— START OF RECORDS PROVIDED —

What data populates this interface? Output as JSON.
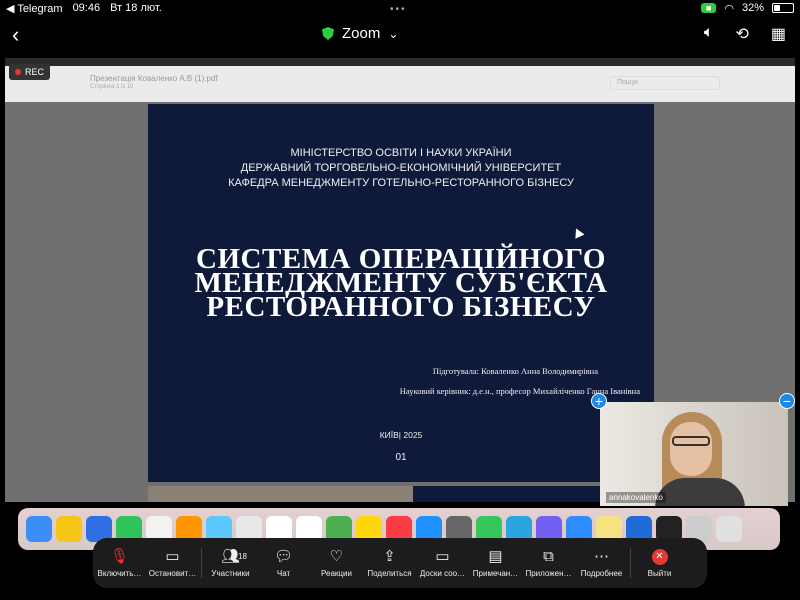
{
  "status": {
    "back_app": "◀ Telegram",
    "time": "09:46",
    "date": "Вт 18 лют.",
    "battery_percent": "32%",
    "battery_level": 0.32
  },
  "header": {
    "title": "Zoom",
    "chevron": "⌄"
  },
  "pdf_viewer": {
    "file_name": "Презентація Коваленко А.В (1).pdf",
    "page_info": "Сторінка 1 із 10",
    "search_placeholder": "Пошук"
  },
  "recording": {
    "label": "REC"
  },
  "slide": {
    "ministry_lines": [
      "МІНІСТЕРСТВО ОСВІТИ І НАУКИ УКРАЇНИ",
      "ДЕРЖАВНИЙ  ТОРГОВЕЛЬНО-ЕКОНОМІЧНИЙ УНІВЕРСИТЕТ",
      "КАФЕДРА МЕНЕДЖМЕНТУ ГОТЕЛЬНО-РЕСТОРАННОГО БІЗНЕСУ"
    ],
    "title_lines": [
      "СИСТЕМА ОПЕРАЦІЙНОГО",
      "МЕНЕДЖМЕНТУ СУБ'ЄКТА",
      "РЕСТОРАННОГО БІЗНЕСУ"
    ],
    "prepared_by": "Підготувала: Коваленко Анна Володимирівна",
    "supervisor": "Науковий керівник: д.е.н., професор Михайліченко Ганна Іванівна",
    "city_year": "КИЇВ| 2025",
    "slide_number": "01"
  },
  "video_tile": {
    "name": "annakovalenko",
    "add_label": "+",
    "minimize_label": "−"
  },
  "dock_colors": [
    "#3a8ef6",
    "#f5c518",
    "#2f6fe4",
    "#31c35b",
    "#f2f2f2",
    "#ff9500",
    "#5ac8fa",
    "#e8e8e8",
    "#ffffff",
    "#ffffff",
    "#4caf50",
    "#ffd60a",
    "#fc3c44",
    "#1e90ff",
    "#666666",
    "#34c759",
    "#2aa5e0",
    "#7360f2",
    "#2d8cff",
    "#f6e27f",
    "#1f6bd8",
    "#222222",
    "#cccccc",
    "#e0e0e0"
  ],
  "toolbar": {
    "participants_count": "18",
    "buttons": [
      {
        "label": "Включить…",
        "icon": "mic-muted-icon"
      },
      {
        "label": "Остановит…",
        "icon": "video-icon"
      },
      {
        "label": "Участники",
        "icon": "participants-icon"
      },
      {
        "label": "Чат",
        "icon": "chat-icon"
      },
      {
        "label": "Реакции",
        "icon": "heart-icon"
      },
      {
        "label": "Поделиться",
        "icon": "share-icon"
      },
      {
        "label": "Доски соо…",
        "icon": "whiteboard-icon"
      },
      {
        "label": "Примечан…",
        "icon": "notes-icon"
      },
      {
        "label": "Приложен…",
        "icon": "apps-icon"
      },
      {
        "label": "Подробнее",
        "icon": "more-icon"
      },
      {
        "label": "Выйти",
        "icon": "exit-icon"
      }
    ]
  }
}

— END OF RECORDS PROVIDED —

• GOAL: Pick out all lines from the data above in which the word "МЕНЕДЖМЕНТУ" appears.

• FINAL ANSWER:
      "КАФЕДРА МЕНЕДЖМЕНТУ ГОТЕЛЬНО-РЕСТОРАННОГО БІЗНЕСУ"
      "МЕНЕДЖМЕНТУ СУБ'ЄКТА",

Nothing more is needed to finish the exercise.